# GOAL
Pictures aside, repeat every entry exactly.

START STORED RECORDS

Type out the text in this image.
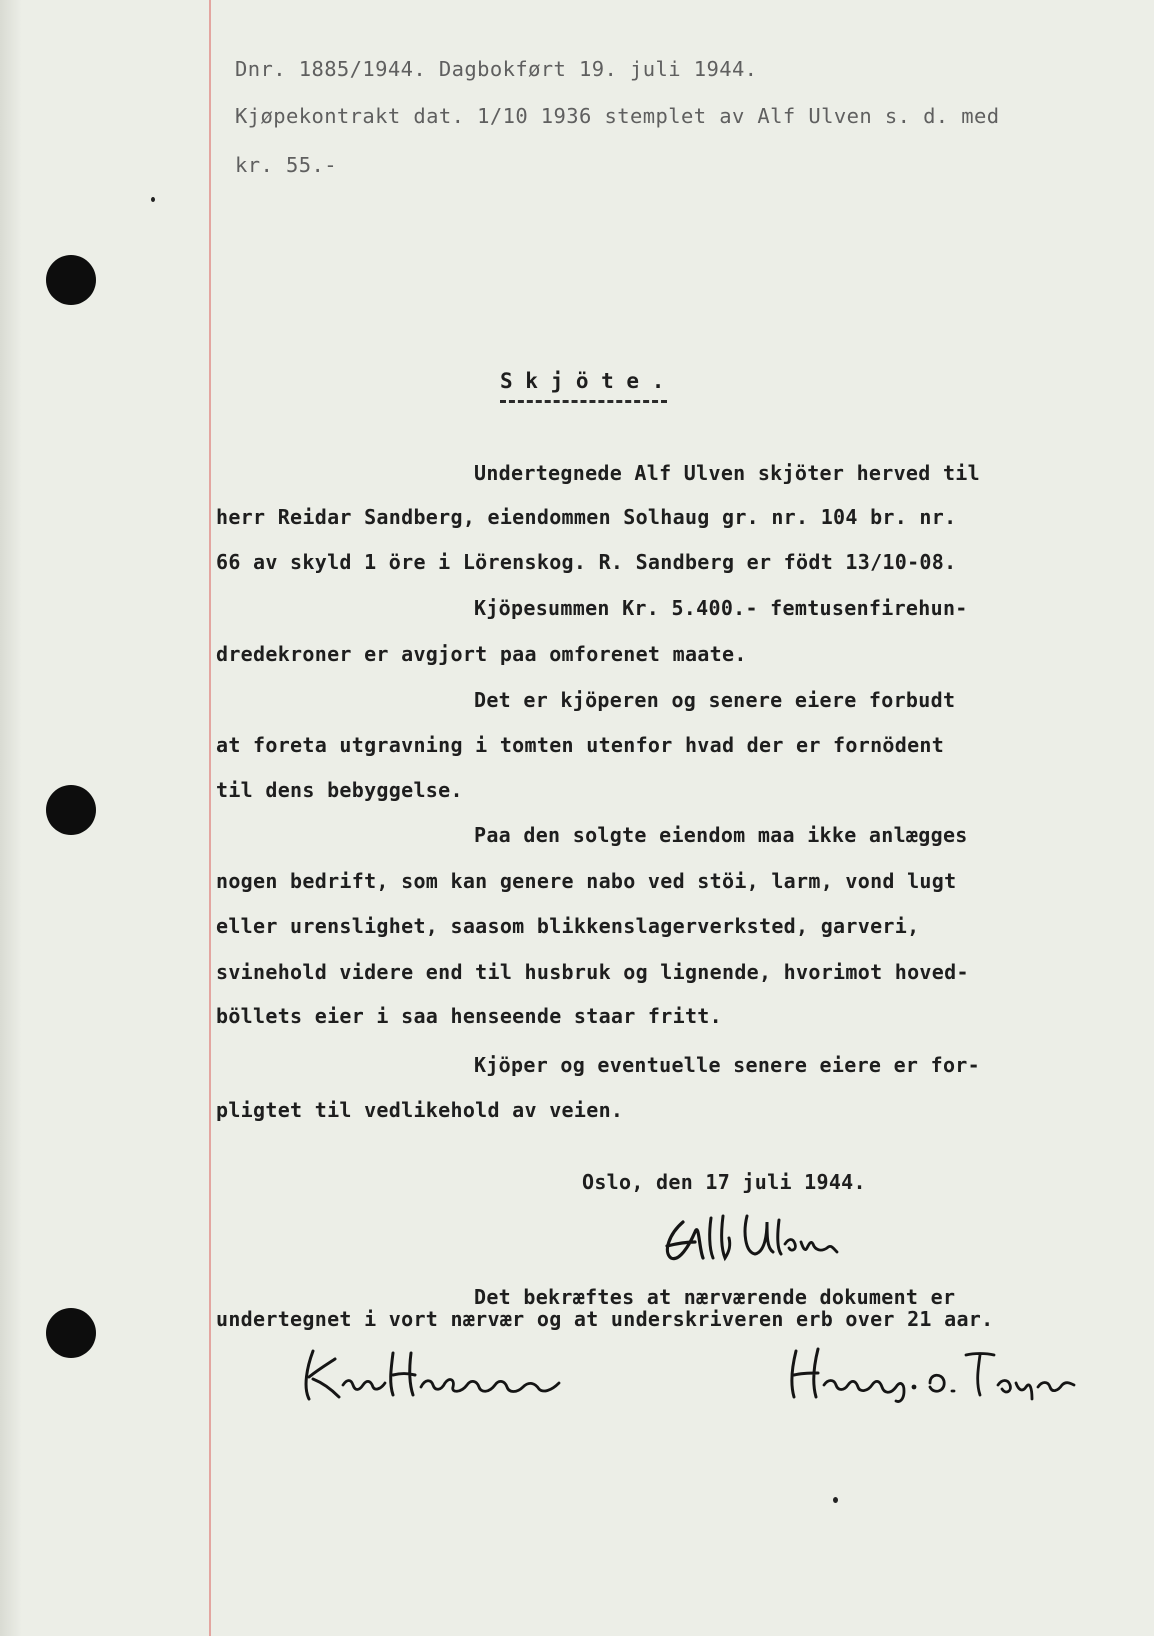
Dnr. 1885/1944. Dagbokført 19. juli 1944.
Kjøpekontrakt dat. 1/10 1936 stemplet av Alf Ulven s. d. med
kr. 55.-
S k j ö t e .
Undertegnede Alf Ulven skjöter herved til
herr Reidar Sandberg, eiendommen Solhaug gr. nr. 104 br. nr.
66 av skyld 1 öre i Lörenskog. R. Sandberg er födt 13/10-08.
Kjöpesummen Kr. 5.400.- femtusenfirehun-
dredekroner er avgjort paa omforenet maate.
Det er kjöperen og senere eiere forbudt
at foreta utgravning i tomten utenfor hvad der er fornödent
til dens bebyggelse.
Paa den solgte eiendom maa ikke anlægges
nogen bedrift, som kan genere nabo ved stöi, larm, vond lugt
eller urenslighet, saasom blikkenslagerverksted, garveri,
svinehold videre end til husbruk og lignende, hvorimot hoved-
böllets eier i saa henseende staar fritt.
Kjöper og eventuelle senere eiere er for-
pligtet til vedlikehold av veien.
Oslo, den 17 juli 1944.
Det bekræftes at nærværende dokument er
undertegnet i vort nærvær og at underskriveren erb over 21 aar.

END STORED RECORDS

# RESPONSE FOR THIS EXERCISE
Type out the text in this image.
Dnr. 1885/1944. Dagbokført 19. juli 1944.
Kjøpekontrakt dat. 1/10 1936 stemplet av Alf Ulven s. d. med
kr. 55.-
S k j ö t e .
Undertegnede Alf Ulven skjöter herved til
herr Reidar Sandberg, eiendommen Solhaug gr. nr. 104 br. nr.
66 av skyld 1 öre i Lörenskog. R. Sandberg er födt 13/10-08.
Kjöpesummen Kr. 5.400.- femtusenfirehun-
dredekroner er avgjort paa omforenet maate.
Det er kjöperen og senere eiere forbudt
at foreta utgravning i tomten utenfor hvad der er fornödent
til dens bebyggelse.
Paa den solgte eiendom maa ikke anlægges
nogen bedrift, som kan genere nabo ved stöi, larm, vond lugt
eller urenslighet, saasom blikkenslagerverksted, garveri,
svinehold videre end til husbruk og lignende, hvorimot hoved-
böllets eier i saa henseende staar fritt.
Kjöper og eventuelle senere eiere er for-
pligtet til vedlikehold av veien.
Oslo, den 17 juli 1944.
Det bekræftes at nærværende dokument er
undertegnet i vort nærvær og at underskriveren erb over 21 aar.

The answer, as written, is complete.